◆ **Job**:
Below are records to transcribe exactly, without their pictures.

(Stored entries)
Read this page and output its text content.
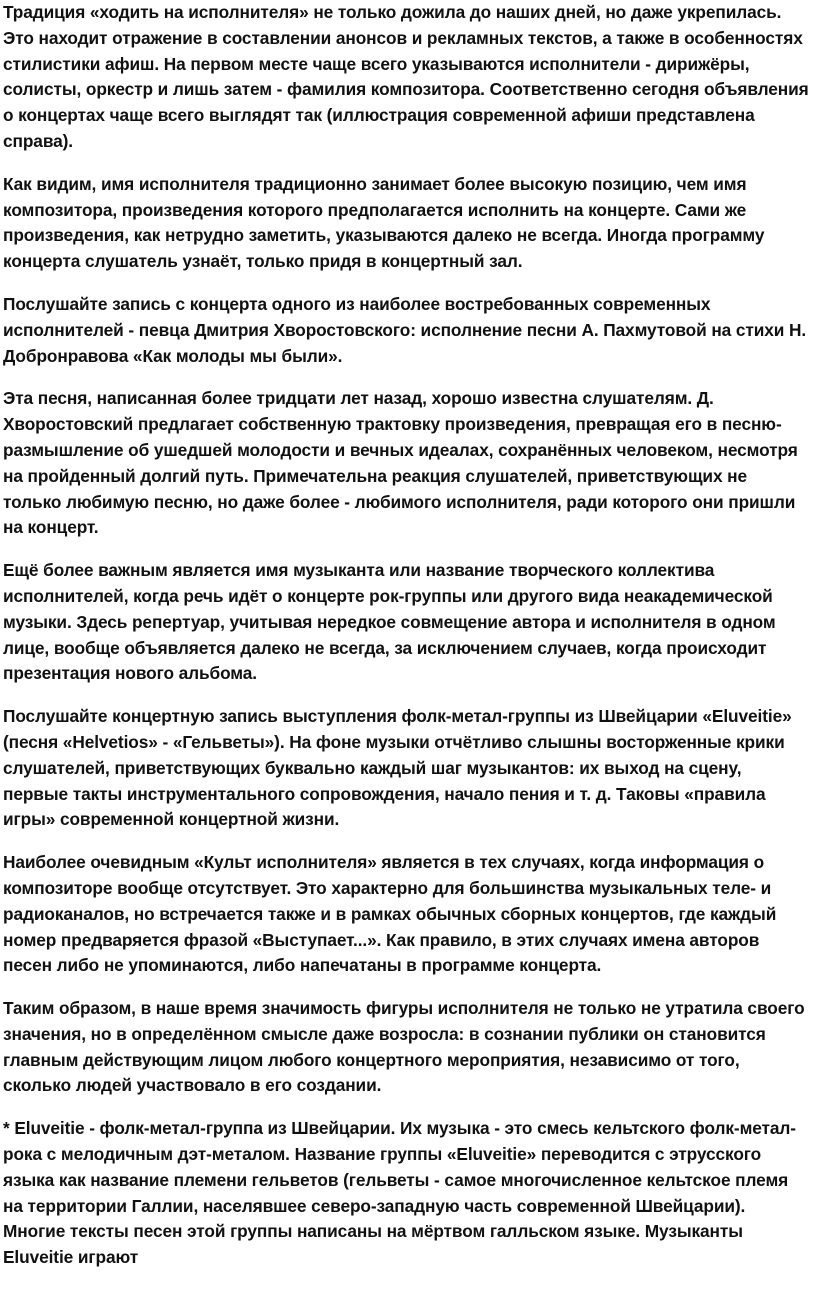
Традиция «ходить на исполнителя» не только дожила до наших дней, но даже укрепилась. Это находит отражение в составлении анонсов и рекламных текстов, а также в особенностях стилистики афиш. На первом месте чаще всего указываются исполнители - дирижёры, солисты, оркестр и лишь затем - фамилия композитора. Соответственно сегодня объявления о концертах чаще всего выглядят так (иллюстрация современной афиши представлена справа).

Как видим, имя исполнителя традиционно занимает более высокую позицию, чем имя композитора, произведения которого предполагается исполнить на концерте. Сами же произведения, как нетрудно заметить, указываются далеко не всегда. Иногда программу концерта слушатель узнаёт, только придя в концертный зал.

Послушайте запись с концерта одного из наиболее востребованных современных исполнителей - певца Дмитрия Хворостовского: исполнение песни А. Пахмутовой на стихи Н. Добронравова «Как молоды мы были».

Эта песня, написанная более тридцати лет назад, хорошо известна слушателям. Д. Хворостовский предлагает собственную трактовку произведения, превращая его в песню-размышление об ушедшей молодости и вечных идеалах, сохранённых человеком, несмотря на пройденный долгий путь. Примечательна реакция слушателей, приветствующих не только любимую песню, но даже более - любимого исполнителя, ради которого они пришли на концерт.

Ещё более важным является имя музыканта или название творческого коллектива исполнителей, когда речь идёт о концерте рок-группы или другого вида неакадемической музыки. Здесь репертуар, учитывая нередкое совмещение автора и исполнителя в одном лице, вообще объявляется далеко не всегда, за исключением случаев, когда происходит презентация нового альбома.

Послушайте концертную запись выступления фолк-метал-группы из Швейцарии «Eluveitie» (песня «Helvetios» - «Гельветы»). На фоне музыки отчётливо слышны восторженные крики слушателей, приветствующих буквально каждый шаг музыкантов: их выход на сцену, первые такты инструментального сопровождения, начало пения и т. д. Таковы «правила игры» современной концертной жизни.

Наиболее очевидным «Культ исполнителя» является в тех случаях, когда информация о композиторе вообще отсутствует. Это характерно для большинства музыкальных теле- и радиоканалов, но встречается также и в рамках обычных сборных концертов, где каждый номер предваряется фразой «Выступает...». Как правило, в этих случаях имена авторов песен либо не упоминаются, либо напечатаны в программе концерта.

Таким образом, в наше время значимость фигуры исполнителя не только не утратила своего значения, но в определённом смысле даже возросла: в сознании публики он становится главным действующим лицом любого концертного мероприятия, независимо от того, сколько людей участвовало в его создании.

* Eluveitie - фолк-метал-группа из Швейцарии. Их музыка - это смесь кельтского фолк-метал-рока с мелодичным дэт-металом. Название группы «Eluveitie» переводится с этрусского языка как название племени гельветов (гельветы - самое многочисленное кельтское племя на территории Галлии, населявшее северо-западную часть современной Швейцарии). Многие тексты песен этой группы написаны на мёртвом галльском языке. Музыканты Eluveitie играют
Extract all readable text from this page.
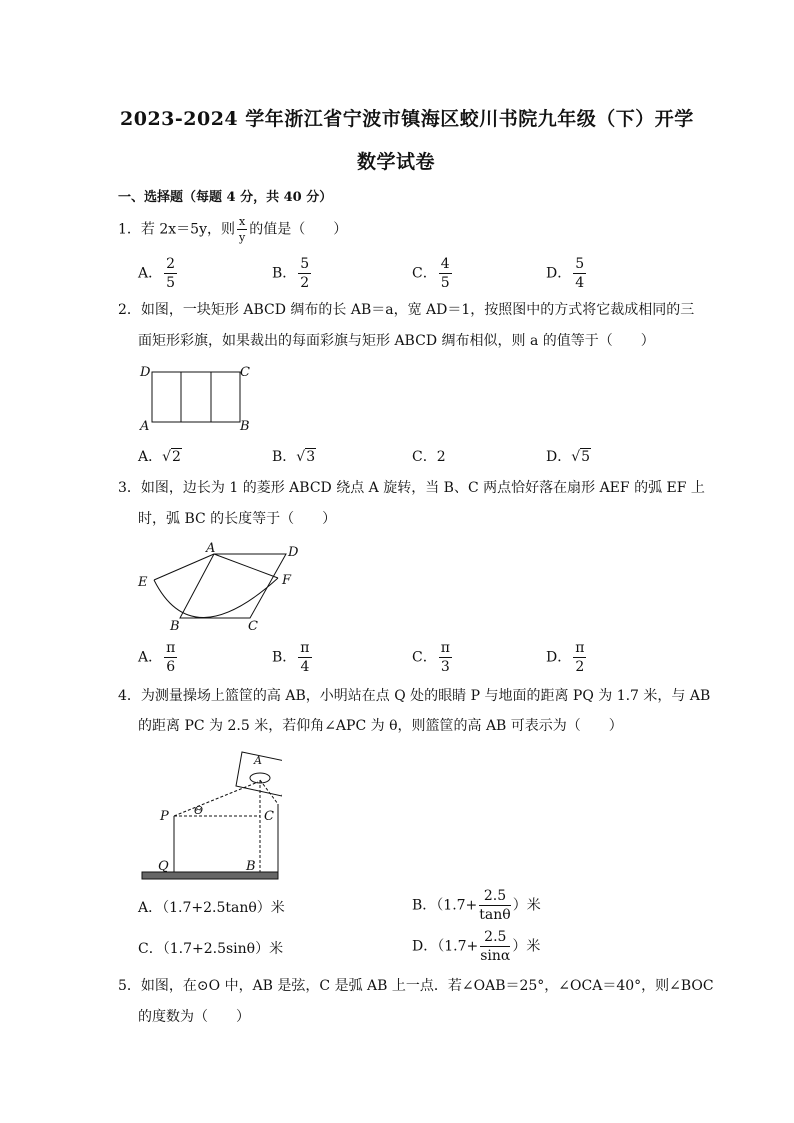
2023-2024 学年浙江省宁波市镇海区蛟川书院九年级（下）开学
数学试卷
一、选择题（每题 4 分，共 40 分）
1．若 2x＝5y，则 $\frac{x}{y}$ 的值是（　　）
A． $\frac{2}{5}$	B． $\frac{5}{2}$	C． $\frac{4}{5}$	D． $\frac{5}{4}$
2．如图，一块矩形 ABCD 绸布的长 AB＝a，宽 AD＝1，按照图中的方式将它裁成相同的三
面矩形彩旗，如果裁出的每面彩旗与矩形 ABCD 绸布相似，则 a 的值等于（　　）
D	C
A	B
A．√2	B．√3	C．2	D．√5
3．如图，边长为 1 的菱形 ABCD 绕点 A 旋转，当 B、C 两点恰好落在扇形 AEF 的弧 EF 上
时，弧 BC 的长度等于（　　）
A	D
E	F
B	C
A． $\frac{\pi}{6}$	B． $\frac{\pi}{4}$	C． $\frac{\pi}{3}$	D． $\frac{\pi}{2}$
4．为测量操场上篮筐的高 AB，小明站在点 Q 处的眼睛 P 与地面的距离 PQ 为 1.7 米，与 AB
的距离 PC 为 2.5 米，若仰角∠APC 为 θ，则篮筐的高 AB 可表示为（　　）
A
P	C
Θ
Q	B
A．（1.7+2.5tanθ）米	B．（$1.7+ \frac{2.5}{\tan\theta}$ ）米
C．（1.7+2.5sinθ）米	D．（$1.7+ \frac{2.5}{\sin\alpha}$ ）米
5．如图，在⊙O 中，AB 是弦，C 是弧 AB 上一点．若∠OAB＝25°，∠OCA＝40°，则∠BOC
的度数为（　　）
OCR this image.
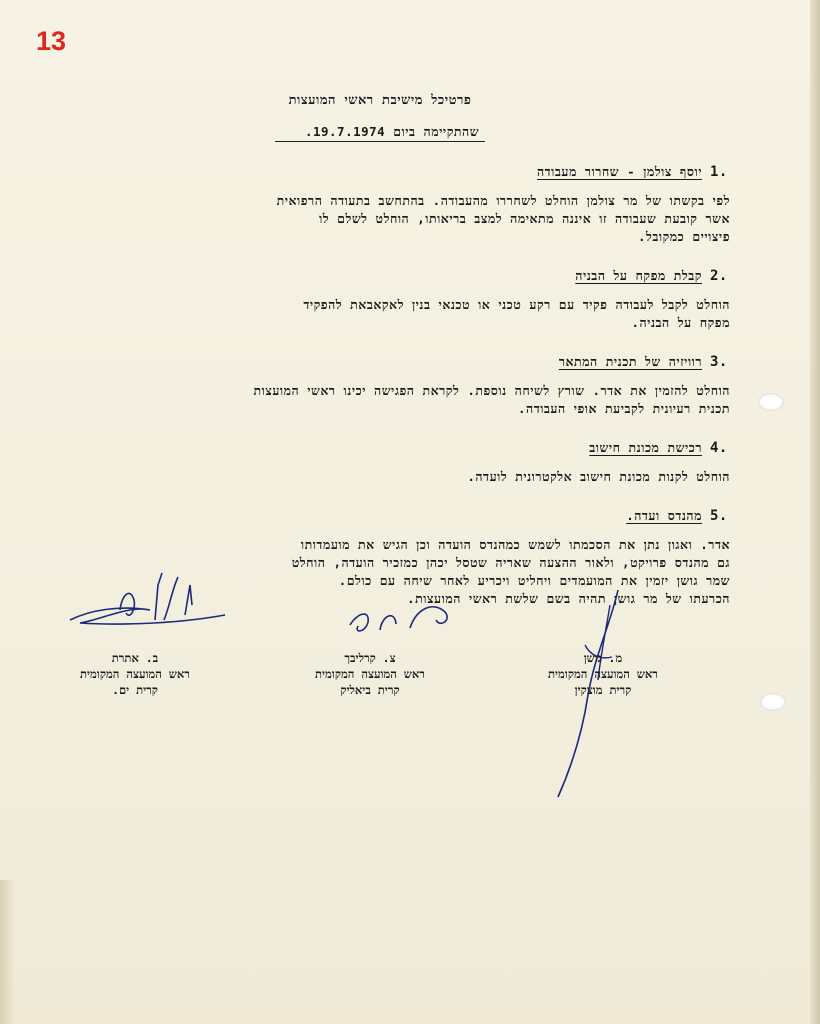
13
פרטיכל מישיבת ראשי המועצות
שהתקיימה ביום 19.7.1974.
1.
יוסף צולמן - שחרור מעבודה
לפי בקשתו של מר צולמן הוחלט לשחררו מהעבודה. בהתחשב בתעודה הרפואית
אשר קובעת שעבודה זו איננה מתאימה למצב בריאותו, הוחלט לשלם לו
פיצויים כמקובל.
2.
קבלת מפקח על הבניה
הוחלט לקבל לעבודה פקיד עם רקע טכני או טכנאי בנין לאקאבאת להפקיד
מפקח על הבניה.
3.
רוויזיה של תכנית המתאר
הוחלט להזמין את אדר. שורץ לשיחה נוספת. לקראת הפגישה יכינו ראשי המועצות
תכנית רעיונית לקביעת אופי העבודה.
4.
רכישת מכונת חישוב
הוחלט לקנות מכונת חישוב אלקטרונית לועדה.
5.
מהנדס ועדה.
אדר. ואגון נתן את הסכמתו לשמש כמהנדס הועדה וכן הגיש את מועמדותו
גם מהנדס פרויקט, ולאור ההצעה שאריה שטסל יכהן כמזכיר הועדה, הוחלט
שמר גושן יזמין את המועמדים ויחליט ויכריע לאחר שיחה עם כולם.
הכרעתו של מר גושן תהיה בשם שלשת ראשי המועצות.
מ. גושן
ראש המועצה המקומית
קרית מוצקין
צ. קרליבך
ראש המועצה המקומית
קרית ביאליק
ב. אתרת
ראש המועצה המקומית
קרית ים.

◆ **Problem solution**:
Read this page and output its text content.
Традиция «ходить на исполнителя» не только дожила до наших дней, но даже укрепилась. Это находит отражение в составлении анонсов и рекламных текстов, а также в особенностях стилистики афиш. На первом месте чаще всего указываются исполнители - дирижёры, солисты, оркестр и лишь затем - фамилия композитора. Соответственно сегодня объявления о концертах чаще всего выглядят так (иллюстрация современной афиши представлена справа).

Как видим, имя исполнителя традиционно занимает более высокую позицию, чем имя композитора, произведения которого предполагается исполнить на концерте. Сами же произведения, как нетрудно заметить, указываются далеко не всегда. Иногда программу концерта слушатель узнаёт, только придя в концертный зал.

Послушайте запись с концерта одного из наиболее востребованных современных исполнителей - певца Дмитрия Хворостовского: исполнение песни А. Пахмутовой на стихи Н. Добронравова «Как молоды мы были».

Эта песня, написанная более тридцати лет назад, хорошо известна слушателям. Д. Хворостовский предлагает собственную трактовку произведения, превращая его в песню-размышление об ушедшей молодости и вечных идеалах, сохранённых человеком, несмотря на пройденный долгий путь. Примечательна реакция слушателей, приветствующих не только любимую песню, но даже более - любимого исполнителя, ради которого они пришли на концерт.

Ещё более важным является имя музыканта или название творческого коллектива исполнителей, когда речь идёт о концерте рок-группы или другого вида неакадемической музыки. Здесь репертуар, учитывая нередкое совмещение автора и исполнителя в одном лице, вообще объявляется далеко не всегда, за исключением случаев, когда происходит презентация нового альбома.

Послушайте концертную запись выступления фолк-метал-группы из Швейцарии «Eluveitie» (песня «Helvetios» - «Гельветы»). На фоне музыки отчётливо слышны восторженные крики слушателей, приветствующих буквально каждый шаг музыкантов: их выход на сцену, первые такты инструментального сопровождения, начало пения и т. д. Таковы «правила игры» современной концертной жизни.

Наиболее очевидным «Культ исполнителя» является в тех случаях, когда информация о композиторе вообще отсутствует. Это характерно для большинства музыкальных теле- и радиоканалов, но встречается также и в рамках обычных сборных концертов, где каждый номер предваряется фразой «Выступает...». Как правило, в этих случаях имена авторов песен либо не упоминаются, либо напечатаны в программе концерта.

Таким образом, в наше время значимость фигуры исполнителя не только не утратила своего значения, но в определённом смысле даже возросла: в сознании публики он становится главным действующим лицом любого концертного мероприятия, независимо от того, сколько людей участвовало в его создании.

* Eluveitie - фолк-метал-группа из Швейцарии. Их музыка - это смесь кельтского фолк-метал-рока с мелодичным дэт-металом. Название группы «Eluveitie» переводится с этрусского языка как название племени гельветов (гельветы - самое многочисленное кельтское племя на территории Галлии, населявшее северо-западную часть современной Швейцарии). Многие тексты песен этой группы написаны на мёртвом галльском языке. Музыканты Eluveitie играют
Extract all readable text from this page.
2023-2024 学年浙江省宁波市镇海区蛟川书院九年级（下）开学
数学试卷
一、选择题（每题 4 分，共 40 分）
1．若 2x＝5y，则 $\frac{x}{y}$ 的值是（　　）
A． $\frac{2}{5}$	B． $\frac{5}{2}$	C． $\frac{4}{5}$	D． $\frac{5}{4}$
2．如图，一块矩形 ABCD 绸布的长 AB＝a，宽 AD＝1，按照图中的方式将它裁成相同的三
面矩形彩旗，如果裁出的每面彩旗与矩形 ABCD 绸布相似，则 a 的值等于（　　）
D	C
A	B
A．√2	B．√3	C．2	D．√5
3．如图，边长为 1 的菱形 ABCD 绕点 A 旋转，当 B、C 两点恰好落在扇形 AEF 的弧 EF 上
时，弧 BC 的长度等于（　　）
A	D
E	F
B	C
A． $\frac{\pi}{6}$	B． $\frac{\pi}{4}$	C． $\frac{\pi}{3}$	D． $\frac{\pi}{2}$
4．为测量操场上篮筐的高 AB，小明站在点 Q 处的眼睛 P 与地面的距离 PQ 为 1.7 米，与 AB
的距离 PC 为 2.5 米，若仰角∠APC 为 θ，则篮筐的高 AB 可表示为（　　）
A
P	C
Θ
Q	B
A．（1.7+2.5tanθ）米	B．（$1.7+ \frac{2.5}{\tan\theta}$ ）米
C．（1.7+2.5sinθ）米	D．（$1.7+ \frac{2.5}{\sin\alpha}$ ）米
5．如图，在⊙O 中，AB 是弦，C 是弧 AB 上一点．若∠OAB＝25°，∠OCA＝40°，则∠BOC
的度数为（　　）
OCR this image.
13
פרטיכל מישיבת ראשי המועצות
שהתקיימה ביום 19.7.1974.
1.
יוסף צולמן - שחרור מעבודה
לפי בקשתו של מר צולמן הוחלט לשחררו מהעבודה. בהתחשב בתעודה הרפואית
אשר קובעת שעבודה זו איננה מתאימה למצב בריאותו, הוחלט לשלם לו
פיצויים כמקובל.
2.
קבלת מפקח על הבניה
הוחלט לקבל לעבודה פקיד עם רקע טכני או טכנאי בנין לאקאבאת להפקיד
מפקח על הבניה.
3.
רוויזיה של תכנית המתאר
הוחלט להזמין את אדר. שורץ לשיחה נוספת. לקראת הפגישה יכינו ראשי המועצות
תכנית רעיונית לקביעת אופי העבודה.
4.
רכישת מכונת חישוב
הוחלט לקנות מכונת חישוב אלקטרונית לועדה.
5.
מהנדס ועדה.
אדר. ואגון נתן את הסכמתו לשמש כמהנדס הועדה וכן הגיש את מועמדותו
גם מהנדס פרויקט, ולאור ההצעה שאריה שטסל יכהן כמזכיר הועדה, הוחלט
שמר גושן יזמין את המועמדים ויחליט ויכריע לאחר שיחה עם כולם.
הכרעתו של מר גושן תהיה בשם שלשת ראשי המועצות.
מ. גושן
ראש המועצה המקומית
קרית מוצקין
צ. קרליבך
ראש המועצה המקומית
קרית ביאליק
ב. אתרת
ראש המועצה המקומית
קרית ים.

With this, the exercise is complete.